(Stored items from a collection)
(begin)
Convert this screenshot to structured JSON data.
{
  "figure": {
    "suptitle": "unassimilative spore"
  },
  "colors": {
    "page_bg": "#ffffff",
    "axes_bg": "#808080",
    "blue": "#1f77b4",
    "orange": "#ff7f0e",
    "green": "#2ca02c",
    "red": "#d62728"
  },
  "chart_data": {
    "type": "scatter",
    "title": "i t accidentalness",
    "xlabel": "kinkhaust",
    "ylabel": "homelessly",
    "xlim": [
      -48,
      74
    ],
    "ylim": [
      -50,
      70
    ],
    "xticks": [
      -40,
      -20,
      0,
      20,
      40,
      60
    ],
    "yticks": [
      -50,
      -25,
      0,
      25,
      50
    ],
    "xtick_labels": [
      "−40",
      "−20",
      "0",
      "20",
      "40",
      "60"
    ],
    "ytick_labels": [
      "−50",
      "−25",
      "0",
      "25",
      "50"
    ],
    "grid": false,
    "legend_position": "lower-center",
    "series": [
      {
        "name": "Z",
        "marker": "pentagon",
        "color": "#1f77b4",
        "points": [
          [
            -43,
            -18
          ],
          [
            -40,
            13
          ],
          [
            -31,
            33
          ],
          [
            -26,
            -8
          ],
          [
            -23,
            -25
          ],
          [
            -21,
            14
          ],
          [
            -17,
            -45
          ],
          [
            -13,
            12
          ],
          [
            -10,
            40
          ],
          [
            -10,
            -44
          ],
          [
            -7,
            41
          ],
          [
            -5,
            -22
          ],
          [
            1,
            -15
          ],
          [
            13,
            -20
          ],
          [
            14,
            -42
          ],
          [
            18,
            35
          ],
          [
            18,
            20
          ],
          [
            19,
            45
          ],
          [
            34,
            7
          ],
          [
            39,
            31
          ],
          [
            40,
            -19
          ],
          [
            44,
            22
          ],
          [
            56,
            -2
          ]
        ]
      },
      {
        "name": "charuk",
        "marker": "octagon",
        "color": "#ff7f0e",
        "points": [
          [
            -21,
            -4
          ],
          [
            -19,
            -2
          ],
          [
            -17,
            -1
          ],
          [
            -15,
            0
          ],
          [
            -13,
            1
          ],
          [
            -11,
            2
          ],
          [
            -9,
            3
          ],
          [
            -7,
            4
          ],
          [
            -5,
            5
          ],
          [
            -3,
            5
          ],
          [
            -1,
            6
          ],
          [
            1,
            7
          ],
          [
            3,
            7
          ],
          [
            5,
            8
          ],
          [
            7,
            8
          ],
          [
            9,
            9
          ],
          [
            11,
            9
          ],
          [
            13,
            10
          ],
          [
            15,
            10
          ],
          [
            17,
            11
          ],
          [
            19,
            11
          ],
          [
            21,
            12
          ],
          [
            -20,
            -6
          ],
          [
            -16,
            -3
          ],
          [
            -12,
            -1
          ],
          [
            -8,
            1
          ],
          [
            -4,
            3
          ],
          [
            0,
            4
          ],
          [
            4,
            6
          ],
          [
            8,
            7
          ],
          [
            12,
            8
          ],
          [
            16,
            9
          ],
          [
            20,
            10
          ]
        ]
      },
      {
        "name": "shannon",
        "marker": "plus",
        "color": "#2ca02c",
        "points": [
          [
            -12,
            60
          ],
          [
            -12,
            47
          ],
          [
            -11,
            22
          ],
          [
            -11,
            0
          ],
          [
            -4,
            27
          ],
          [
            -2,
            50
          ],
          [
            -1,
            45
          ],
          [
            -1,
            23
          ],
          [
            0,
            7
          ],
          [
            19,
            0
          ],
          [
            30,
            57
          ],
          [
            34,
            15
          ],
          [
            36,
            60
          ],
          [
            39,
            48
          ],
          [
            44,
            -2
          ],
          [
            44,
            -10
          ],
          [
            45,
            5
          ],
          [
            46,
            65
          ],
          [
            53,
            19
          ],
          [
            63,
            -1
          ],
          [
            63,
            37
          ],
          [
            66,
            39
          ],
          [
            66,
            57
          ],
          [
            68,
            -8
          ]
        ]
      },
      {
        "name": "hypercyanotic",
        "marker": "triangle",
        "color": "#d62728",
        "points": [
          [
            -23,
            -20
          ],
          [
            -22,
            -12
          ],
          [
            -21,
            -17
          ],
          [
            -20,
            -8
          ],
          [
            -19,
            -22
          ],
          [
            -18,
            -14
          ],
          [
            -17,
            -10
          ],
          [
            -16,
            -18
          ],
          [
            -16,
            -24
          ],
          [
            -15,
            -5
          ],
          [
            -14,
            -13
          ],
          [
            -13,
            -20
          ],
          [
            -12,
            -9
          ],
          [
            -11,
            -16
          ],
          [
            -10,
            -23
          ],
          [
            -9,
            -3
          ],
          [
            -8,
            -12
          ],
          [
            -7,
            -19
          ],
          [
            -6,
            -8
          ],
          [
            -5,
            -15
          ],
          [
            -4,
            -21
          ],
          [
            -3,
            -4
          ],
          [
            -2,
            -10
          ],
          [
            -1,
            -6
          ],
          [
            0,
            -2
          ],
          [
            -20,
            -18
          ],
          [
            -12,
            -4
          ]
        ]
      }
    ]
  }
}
(end)
= OBJECTIVE =
Tally the lines above containing "marker". Answer with the count only.

= RESULT OF THIS EXERCISE =
4